Given problem
Filter the records below and copy every line containing the word "during".

The input
+-------+

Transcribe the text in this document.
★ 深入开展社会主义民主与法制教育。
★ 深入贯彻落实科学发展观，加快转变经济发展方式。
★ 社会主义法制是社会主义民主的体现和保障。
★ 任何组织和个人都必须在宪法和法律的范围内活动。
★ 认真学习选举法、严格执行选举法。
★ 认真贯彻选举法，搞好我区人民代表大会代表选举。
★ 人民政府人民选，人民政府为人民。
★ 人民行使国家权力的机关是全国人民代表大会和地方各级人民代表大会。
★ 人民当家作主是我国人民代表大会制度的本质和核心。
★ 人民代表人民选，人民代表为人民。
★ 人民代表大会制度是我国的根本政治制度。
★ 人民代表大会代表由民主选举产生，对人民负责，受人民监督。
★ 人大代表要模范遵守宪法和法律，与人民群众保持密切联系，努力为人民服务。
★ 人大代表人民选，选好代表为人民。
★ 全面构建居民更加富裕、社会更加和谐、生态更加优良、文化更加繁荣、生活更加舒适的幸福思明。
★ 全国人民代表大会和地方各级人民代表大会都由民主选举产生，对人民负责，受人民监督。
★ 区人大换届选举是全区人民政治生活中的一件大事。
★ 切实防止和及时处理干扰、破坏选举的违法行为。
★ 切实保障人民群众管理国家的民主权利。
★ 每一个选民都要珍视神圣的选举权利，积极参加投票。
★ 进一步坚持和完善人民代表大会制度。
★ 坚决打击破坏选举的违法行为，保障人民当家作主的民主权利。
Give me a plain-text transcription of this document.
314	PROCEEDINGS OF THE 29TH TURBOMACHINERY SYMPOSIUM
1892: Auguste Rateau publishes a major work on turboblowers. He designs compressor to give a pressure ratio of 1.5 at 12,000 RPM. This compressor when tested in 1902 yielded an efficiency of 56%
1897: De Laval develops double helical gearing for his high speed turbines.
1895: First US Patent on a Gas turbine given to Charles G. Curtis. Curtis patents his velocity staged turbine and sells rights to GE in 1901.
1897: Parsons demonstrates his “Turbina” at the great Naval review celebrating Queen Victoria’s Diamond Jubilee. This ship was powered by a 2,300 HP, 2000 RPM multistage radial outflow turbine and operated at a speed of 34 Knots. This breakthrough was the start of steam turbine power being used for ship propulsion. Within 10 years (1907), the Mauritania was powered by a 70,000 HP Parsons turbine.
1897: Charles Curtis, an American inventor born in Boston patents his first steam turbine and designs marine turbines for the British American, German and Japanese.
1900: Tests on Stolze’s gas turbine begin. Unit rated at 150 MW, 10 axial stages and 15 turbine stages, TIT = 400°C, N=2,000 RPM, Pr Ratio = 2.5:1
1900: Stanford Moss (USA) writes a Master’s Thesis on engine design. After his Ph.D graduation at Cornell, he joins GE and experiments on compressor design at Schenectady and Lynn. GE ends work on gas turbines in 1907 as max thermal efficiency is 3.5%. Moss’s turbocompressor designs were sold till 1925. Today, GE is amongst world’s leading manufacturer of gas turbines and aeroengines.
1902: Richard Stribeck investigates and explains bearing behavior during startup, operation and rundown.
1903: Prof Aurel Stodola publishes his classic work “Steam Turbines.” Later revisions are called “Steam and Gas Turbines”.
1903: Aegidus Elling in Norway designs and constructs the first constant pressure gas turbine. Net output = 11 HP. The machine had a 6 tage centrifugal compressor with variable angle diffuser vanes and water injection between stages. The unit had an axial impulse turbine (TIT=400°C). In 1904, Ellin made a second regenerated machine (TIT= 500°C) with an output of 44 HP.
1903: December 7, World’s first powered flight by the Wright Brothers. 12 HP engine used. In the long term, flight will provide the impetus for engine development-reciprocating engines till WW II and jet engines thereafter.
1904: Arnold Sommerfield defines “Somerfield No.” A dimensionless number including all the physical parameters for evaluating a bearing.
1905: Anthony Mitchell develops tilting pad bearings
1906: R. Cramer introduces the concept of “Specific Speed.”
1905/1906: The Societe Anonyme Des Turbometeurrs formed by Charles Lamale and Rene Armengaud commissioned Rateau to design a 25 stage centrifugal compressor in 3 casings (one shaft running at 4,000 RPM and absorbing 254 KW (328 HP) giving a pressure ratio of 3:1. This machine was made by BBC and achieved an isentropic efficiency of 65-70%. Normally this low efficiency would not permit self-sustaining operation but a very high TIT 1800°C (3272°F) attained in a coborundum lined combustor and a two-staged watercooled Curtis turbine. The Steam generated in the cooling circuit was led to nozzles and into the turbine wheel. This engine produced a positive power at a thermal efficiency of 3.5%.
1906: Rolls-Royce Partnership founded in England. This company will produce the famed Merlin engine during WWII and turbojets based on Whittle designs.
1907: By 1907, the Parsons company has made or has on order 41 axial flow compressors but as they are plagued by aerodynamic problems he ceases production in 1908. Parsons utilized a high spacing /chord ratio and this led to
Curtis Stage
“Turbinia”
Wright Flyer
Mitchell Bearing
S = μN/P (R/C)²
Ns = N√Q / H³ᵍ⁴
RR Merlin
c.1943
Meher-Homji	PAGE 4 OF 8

+-------+

Correct output
1902: Richard Stribeck investigates and explains bearing behavior during startup, operation and rundown.
1906: Rolls-Royce Partnership founded in England. This company will produce the famed Merlin engine during WWII and turbojets based on Whittle designs.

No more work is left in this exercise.